━━━━━ Material for this exercise

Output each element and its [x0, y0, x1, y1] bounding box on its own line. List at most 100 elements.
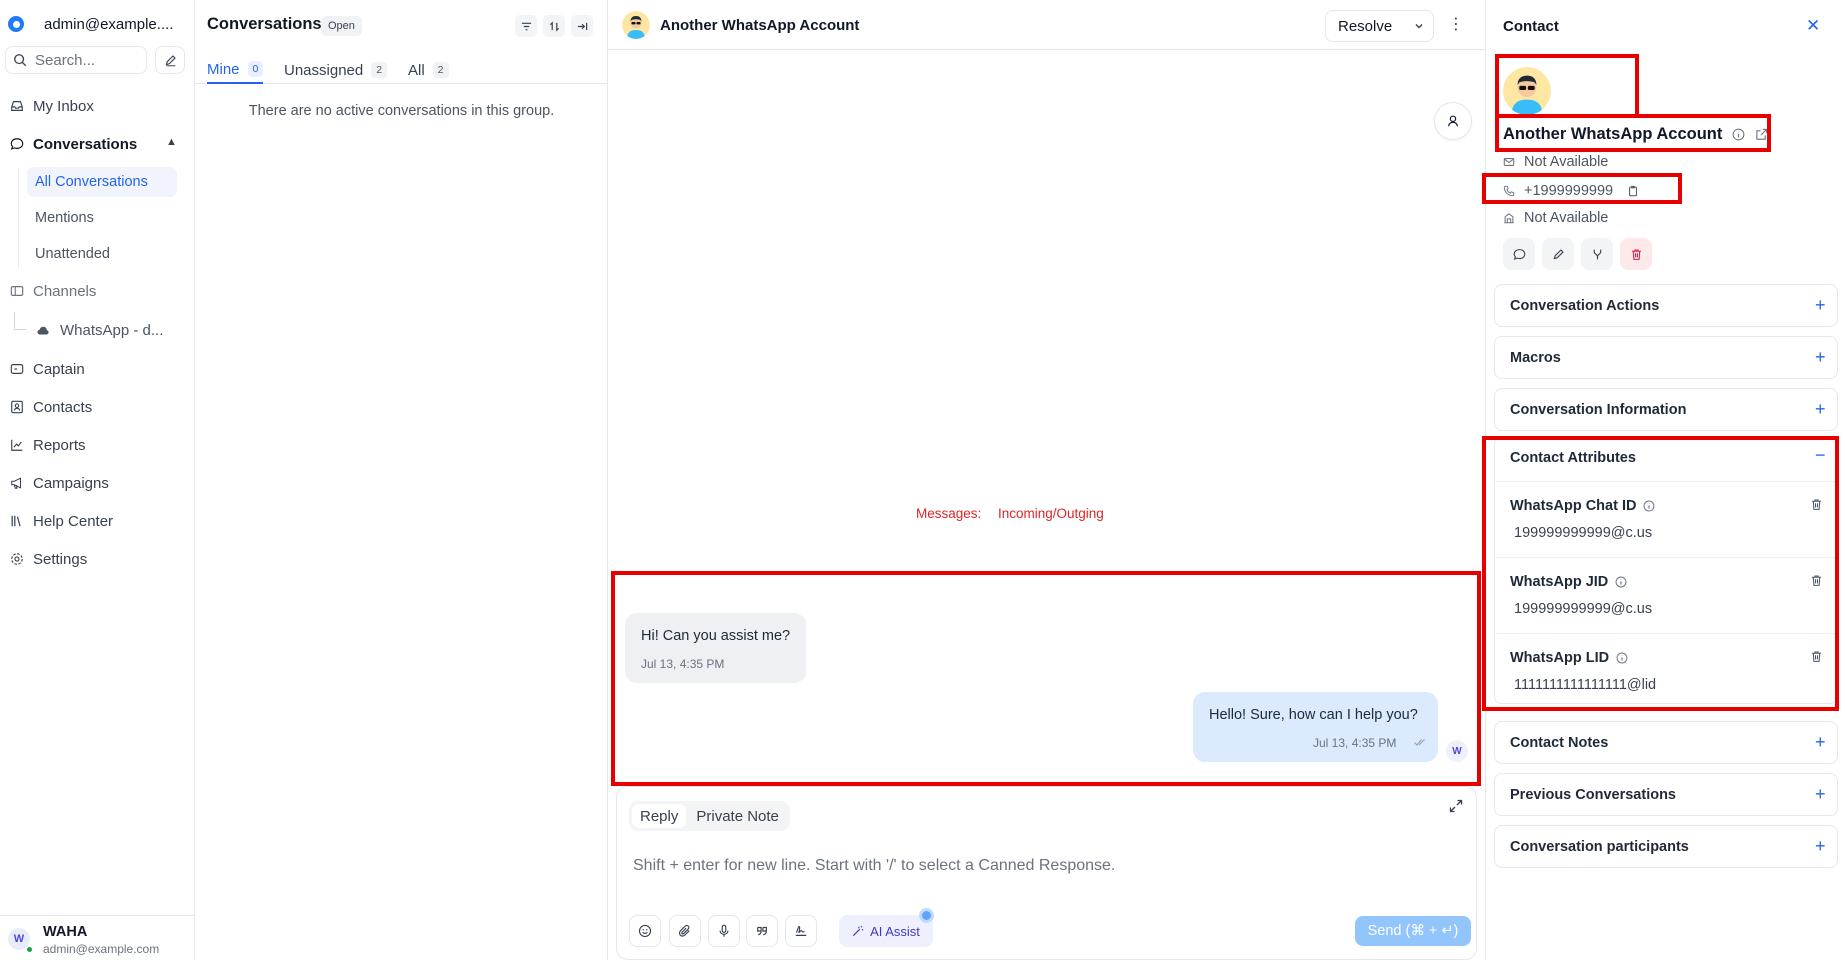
sort-button[interactable] [543, 15, 565, 37]
expand-icon[interactable] [1449, 799, 1463, 813]
status-badge[interactable]: Open [321, 16, 362, 36]
annotation-box-name [1495, 114, 1771, 152]
nav-label: WhatsApp - d... [60, 321, 164, 339]
nav-my-inbox[interactable]: My Inbox [10, 92, 94, 120]
channels-icon [10, 286, 24, 296]
tab-count: 0 [247, 61, 264, 77]
panel-title: Contact [1503, 18, 1559, 35]
nav-conversations[interactable]: Conversations [10, 130, 137, 158]
section-title: Previous Conversations [1510, 787, 1676, 803]
nav-campaigns[interactable]: Campaigns [10, 469, 109, 497]
section-conversation-information[interactable]: Conversation Information + [1494, 388, 1838, 431]
conversation-list: Conversations Open Mine 0 Unassigned 2 A… [195, 0, 608, 960]
cloud-icon [37, 326, 49, 334]
tab-label: Mine [207, 60, 240, 78]
resolve-button[interactable]: Resolve [1325, 10, 1434, 42]
empty-state-text: There are no active conversations in thi… [248, 103, 555, 119]
merge-contact-button[interactable] [1581, 238, 1613, 270]
section-conversation-participants[interactable]: Conversation participants + [1494, 825, 1838, 868]
nav-unattended[interactable]: Unattended [27, 239, 177, 269]
section-title: Contact Notes [1510, 735, 1609, 751]
close-icon[interactable]: ✕ [1806, 16, 1820, 36]
contact-panel-toggle[interactable] [1434, 102, 1472, 140]
filter-button[interactable] [515, 15, 537, 37]
signature-icon [795, 926, 807, 936]
edit-contact-button[interactable] [1542, 238, 1574, 270]
nav-label: Conversations [33, 135, 138, 153]
more-vertical-icon[interactable]: ⋮ [1448, 14, 1464, 34]
subnav-guide-line [18, 168, 19, 268]
delete-contact-button[interactable] [1620, 238, 1652, 270]
nav-all-conversations[interactable]: All Conversations [27, 167, 177, 197]
pencil-icon [1553, 248, 1564, 259]
ai-assist-label: AI Assist [870, 923, 920, 939]
section-previous-conversations[interactable]: Previous Conversations + [1494, 773, 1838, 816]
chevron-up-icon[interactable]: ▲ [166, 136, 177, 148]
online-status-dot [26, 946, 33, 953]
plus-icon: + [1815, 295, 1826, 315]
filter-icon [521, 22, 531, 30]
nav-help-center[interactable]: Help Center [10, 507, 113, 535]
send-button[interactable]: Send (⌘ + ↵) [1355, 916, 1471, 946]
ai-assist-button[interactable]: AI Assist [839, 915, 933, 947]
magic-wand-icon [852, 925, 864, 937]
compose-button[interactable] [155, 46, 185, 74]
nav-label: Reports [33, 436, 86, 454]
signature-button[interactable] [785, 915, 817, 947]
nav-label: My Inbox [33, 97, 94, 115]
emoji-button[interactable] [629, 915, 661, 947]
nav-contacts[interactable]: Contacts [10, 393, 92, 421]
section-title: Conversation Information [1510, 402, 1687, 418]
user-profile[interactable]: W WAHA admin@example.com [0, 915, 195, 960]
reply-composer: Reply Private Note Shift + enter for new… [616, 786, 1477, 960]
gear-icon [11, 553, 23, 565]
tab-all[interactable]: All 2 [408, 56, 449, 84]
canned-response-button[interactable] [746, 915, 778, 947]
nav-mentions[interactable]: Mentions [27, 203, 177, 233]
contact-company-row: Not Available [1503, 208, 1608, 228]
nav-captain[interactable]: Captain [10, 355, 85, 383]
nav-reports[interactable]: Reports [10, 431, 86, 459]
inbox-icon [11, 101, 23, 111]
contacts-icon [11, 400, 23, 414]
tab-unassigned[interactable]: Unassigned 2 [284, 56, 388, 84]
section-contact-notes[interactable]: Contact Notes + [1494, 721, 1838, 764]
section-conversation-actions[interactable]: Conversation Actions + [1494, 284, 1838, 327]
nav-label: All Conversations [35, 174, 148, 190]
search-input[interactable]: Search... [5, 46, 147, 74]
voice-button[interactable] [708, 915, 740, 947]
chat-contact-name: Another WhatsApp Account [660, 17, 860, 34]
page-title: Conversations [207, 15, 322, 33]
user-name: WAHA [43, 924, 88, 940]
nav-label: Help Center [33, 512, 114, 530]
tab-mine[interactable]: Mine 0 [207, 56, 264, 84]
message-input[interactable]: Shift + enter for new line. Start with '… [633, 857, 1115, 875]
section-title: Macros [1510, 350, 1561, 366]
user-email: admin@example.com [43, 942, 160, 956]
nav-channels[interactable]: Channels [10, 277, 96, 305]
new-message-button[interactable] [1503, 238, 1535, 270]
app-logo-icon [8, 16, 24, 32]
collapse-list-button[interactable] [571, 15, 593, 37]
chat-bubble-icon [10, 138, 24, 150]
conversation-tabs: Mine 0 Unassigned 2 All 2 [195, 50, 608, 84]
section-title: Conversation Actions [1510, 298, 1660, 314]
attach-button[interactable] [669, 915, 701, 947]
nav-label: Captain [33, 360, 85, 378]
microphone-icon [719, 924, 729, 937]
account-switcher[interactable]: admin@example.... [8, 12, 173, 36]
plus-icon: + [1815, 399, 1826, 419]
account-label: admin@example.... [44, 15, 174, 33]
contact-avatar[interactable] [622, 11, 650, 39]
tab-reply[interactable]: Reply [632, 804, 687, 828]
nav-settings[interactable]: Settings [10, 545, 87, 573]
section-macros[interactable]: Macros + [1494, 336, 1838, 379]
contact-panel: Contact ✕ Another WhatsApp Account Not A… [1482, 0, 1845, 960]
section-title: Conversation participants [1510, 839, 1689, 855]
nav-whatsapp-channel[interactable]: WhatsApp - d... [37, 316, 163, 344]
search-placeholder: Search... [35, 51, 96, 69]
captain-icon [10, 364, 24, 374]
chart-line-icon [11, 439, 23, 451]
tab-label: All [408, 61, 425, 79]
tab-private-note[interactable]: Private Note [688, 804, 787, 828]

━━━━━━━━━━

▶ [Required task]
Quote every line of the items above verbatim, leaving the pictures out of your answer.

▶ [Expected answer]
Output each element and its [x0, y0, x1, y1] bounding box on its own line. List at most 100 elements.
sort-button[interactable] [543, 15, 565, 37]
expand-icon[interactable] [1449, 799, 1463, 813]
status-badge[interactable]: Open [321, 16, 362, 36]
annotation-box-name [1495, 114, 1771, 152]
nav-label: WhatsApp - d... [60, 321, 164, 339]
nav-my-inbox[interactable]: My Inbox [10, 92, 94, 120]
channels-icon [10, 286, 24, 296]
tab-count: 0 [247, 61, 264, 77]
panel-title: Contact [1503, 18, 1559, 35]
nav-conversations[interactable]: Conversations [10, 130, 137, 158]
section-title: Previous Conversations [1510, 787, 1676, 803]
nav-campaigns[interactable]: Campaigns [10, 469, 109, 497]
section-conversation-information[interactable]: Conversation Information + [1494, 388, 1838, 431]
conversation-list: Conversations Open Mine 0 Unassigned 2 A… [195, 0, 608, 960]
cloud-icon [37, 326, 49, 334]
tab-label: Mine [207, 60, 240, 78]
resolve-button[interactable]: Resolve [1325, 10, 1434, 42]
empty-state-text: There are no active conversations in thi… [248, 103, 555, 119]
merge-contact-button[interactable] [1581, 238, 1613, 270]
section-conversation-participants[interactable]: Conversation participants + [1494, 825, 1838, 868]
nav-unattended[interactable]: Unattended [27, 239, 177, 269]
section-title: Contact Notes [1510, 735, 1609, 751]
close-icon[interactable]: ✕ [1806, 16, 1820, 36]
contact-panel-toggle[interactable] [1434, 102, 1472, 140]
filter-button[interactable] [515, 15, 537, 37]
signature-icon [795, 926, 807, 936]
edit-contact-button[interactable] [1542, 238, 1574, 270]
nav-label: Conversations [33, 135, 138, 153]
more-vertical-icon[interactable]: ⋮ [1448, 14, 1464, 34]
subnav-guide-line [18, 168, 19, 268]
delete-contact-button[interactable] [1620, 238, 1652, 270]
nav-all-conversations[interactable]: All Conversations [27, 167, 177, 197]
pencil-icon [1553, 248, 1564, 259]
ai-assist-label: AI Assist [870, 923, 920, 939]
section-previous-conversations[interactable]: Previous Conversations + [1494, 773, 1838, 816]
chevron-up-icon[interactable]: ▲ [166, 136, 177, 148]
online-status-dot [26, 946, 33, 953]
plus-icon: + [1815, 295, 1826, 315]
filter-icon [521, 22, 531, 30]
nav-help-center[interactable]: Help Center [10, 507, 113, 535]
send-button[interactable]: Send (⌘ + ↵) [1355, 916, 1471, 946]
ai-assist-button[interactable]: AI Assist [839, 915, 933, 947]
magic-wand-icon [852, 925, 864, 937]
compose-button[interactable] [155, 46, 185, 74]
nav-label: Reports [33, 436, 86, 454]
signature-button[interactable] [785, 915, 817, 947]
nav-label: My Inbox [33, 97, 94, 115]
emoji-button[interactable] [629, 915, 661, 947]
nav-contacts[interactable]: Contacts [10, 393, 92, 421]
section-title: Conversation Information [1510, 402, 1687, 418]
user-profile[interactable]: W WAHA admin@example.com [0, 915, 195, 960]
reply-composer: Reply Private Note Shift + enter for new… [616, 786, 1477, 960]
gear-icon [11, 553, 23, 565]
tab-all[interactable]: All 2 [408, 56, 449, 84]
canned-response-button[interactable] [746, 915, 778, 947]
nav-mentions[interactable]: Mentions [27, 203, 177, 233]
contact-company-row: Not Available [1503, 208, 1608, 228]
nav-captain[interactable]: Captain [10, 355, 85, 383]
nav-reports[interactable]: Reports [10, 431, 86, 459]
inbox-icon [11, 101, 23, 111]
contacts-icon [11, 400, 23, 414]
tab-unassigned[interactable]: Unassigned 2 [284, 56, 388, 84]
section-contact-notes[interactable]: Contact Notes + [1494, 721, 1838, 764]
section-conversation-actions[interactable]: Conversation Actions + [1494, 284, 1838, 327]
nav-label: All Conversations [35, 174, 148, 190]
search-input[interactable]: Search... [5, 46, 147, 74]
voice-button[interactable] [708, 915, 740, 947]
chat-contact-name: Another WhatsApp Account [660, 17, 860, 34]
page-title: Conversations [207, 15, 322, 33]
user-name: WAHA [43, 924, 88, 940]
nav-label: Help Center [33, 512, 114, 530]
tab-mine[interactable]: Mine 0 [207, 56, 264, 84]
message-input[interactable]: Shift + enter for new line. Start with '… [633, 857, 1115, 875]
section-title: Macros [1510, 350, 1561, 366]
user-email: admin@example.com [43, 942, 160, 956]
nav-channels[interactable]: Channels [10, 277, 96, 305]
new-message-button[interactable] [1503, 238, 1535, 270]
app-logo-icon [8, 16, 24, 32]
collapse-list-button[interactable] [571, 15, 593, 37]
chat-bubble-icon [10, 138, 24, 150]
conversation-tabs: Mine 0 Unassigned 2 All 2 [195, 50, 608, 84]
section-title: Conversation Actions [1510, 298, 1660, 314]
attach-button[interactable] [669, 915, 701, 947]
nav-label: Captain [33, 360, 85, 378]
microphone-icon [719, 924, 729, 937]
account-switcher[interactable]: admin@example.... [8, 12, 173, 36]
plus-icon: + [1815, 399, 1826, 419]
account-label: admin@example.... [44, 15, 174, 33]
contact-avatar[interactable] [622, 11, 650, 39]
tab-reply[interactable]: Reply [632, 804, 687, 828]
nav-settings[interactable]: Settings [10, 545, 87, 573]
section-macros[interactable]: Macros + [1494, 336, 1838, 379]
contact-panel: Contact ✕ Another WhatsApp Account Not A… [1482, 0, 1845, 960]
section-title: Conversation participants [1510, 839, 1689, 855]
nav-whatsapp-channel[interactable]: WhatsApp - d... [37, 316, 163, 344]
search-placeholder: Search... [35, 51, 96, 69]
captain-icon [10, 364, 24, 374]
chart-line-icon [11, 439, 23, 451]
tab-label: All [408, 61, 425, 79]
tab-private-note[interactable]: Private Note [688, 804, 787, 828]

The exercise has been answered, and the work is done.